▶ [Text to read]
▽

In CNG v G [2024] HKCFI 575, CNG sought to set aside an arbitral award made in G’s favour, on the grounds that the tribunal had failed to consider key issues and to give reasons for its decisions in relation to certain of CNG’s defences. Complaints were also directed against how the tribunal handled certain matters procedurally, which CNG said resulted in it being unable to present its case. The court dismissed CNG’s application. It said that this case was a typical example of a party which had agreed to submit its contractual disputes to the final and binding determination of an arbitral tribunal, but being aggrieved with the award against it, makes all attempts to find loopholes and problems in the award. The court reminded parties that arbitration is a consensual process of final dispute resolution to which they voluntarily agree, with whatever inherent defects and risks there may be, and there are only limited avenues of appeal and challenge to the award. The limited recourse parties have under the Arbitration Ordinance (AO), the court said, is not intended to afford them with an opportunity to ask the court after the event to go through the award with a fine-tooth comb, to look for defects and imperfections under the guise that the tribunal had failed to act in accordance with its remit or the agreed procedure.  Nor was any party entitled to rehearse once again before the court, arguments already made before the tribunal, or to have different counsel reargue its case with a different focus, in the hope that the court may be persuaded to come to a different conclusion. 

The court in dismissing CNG’s application, emphasized the exceptional nature of challenging arbitral awards, as follows:

  • The court does not sit on appeal against the tribunal’s findings of fact or law and it must not only respect the autonomy of the tribunal, but also leave the tribunal free to decide the dispute with the proper exercise of its case-management powers, when the tribunal is clearly in the best position to manage its own proceedings and procedure in the light of the issues put before it, the complexities of the case, and time-table which best suits the tribunal, the parties and their legal representatives, with the aim of achieving a speedy resolution without unnecessary legal expense. Matters which should have been raised with the tribunal, on procedure, pleadings, and timing, but were not so raised or objected to, should not be brought before the court as a matter of complaint at the time of resistance to enforcement or by way of setting aside of the award.

△

▶ [Given data]
▽

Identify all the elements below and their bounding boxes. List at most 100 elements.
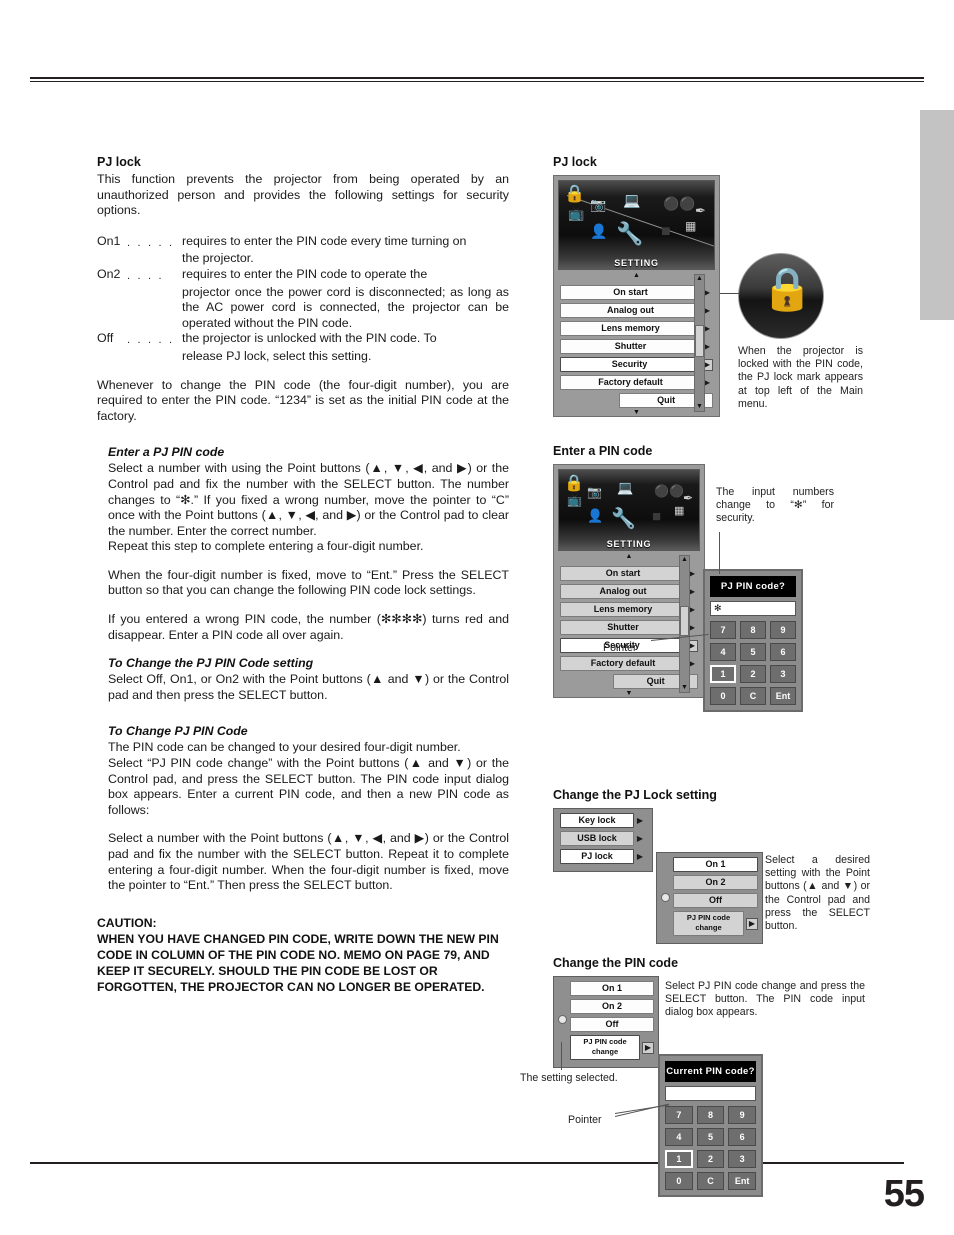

△

▶ [Objectives]
a. In the text on the CNG v G ruling, on what grounds did CNG seek to set aside the arbitral award?
b. Continue the text on the CNG v G ruling from its last sentence.

▶ [Task responses]
a. CNG argued that the tribunal had failed to consider key issues and to give reasons for its decisions on certain of CNG's defences.

b.
  • Reminders from the courts have somehow not been effective in discouraging parties from embarking on expensive and time-consuming proceedings by way of unwarranted challenges to an award. Costs have routinely been awarded on an indemnity basis for unsuccessful challenges to arbitral awards, but in cases where awards are for very substantial sums, or where the parties are particularly obstinate or unreasonable, these costs orders have not been effective as deterrence, as hoped.  The court can only look to and trust legal professionals to carry out their duties to the court and to act responsibly when advising their clients on whether an award can be properly challenged, bearing in mind that public resources are involved when judicial time is taken up by lengthy, but at the root, unmeritorious applications. Unfortunately, it appears that arbitration and litigation have become a game of buying time and competing in resources.
  • The aims, objectives and principles of the AO are clearly set out in s.3, and Hong Kong has long been striving to establish and uphold a policy of being supportive of arbitration agreements and awards. It is high time that legal professionals play a much more vigilant role in this regard, at the same time being cognizant of their duties under RHC Order 1A to assist the court in furthering the underlying objectives of the rules of the court.  Legal professionals should be aware of the exceptional nature of challenges made under s.81 of the AO.  They should only prepare papers for such applications to the court and raise issues in them which have merit, instead of irresponsibly “massaging” a case to fall within the limbs of s.81.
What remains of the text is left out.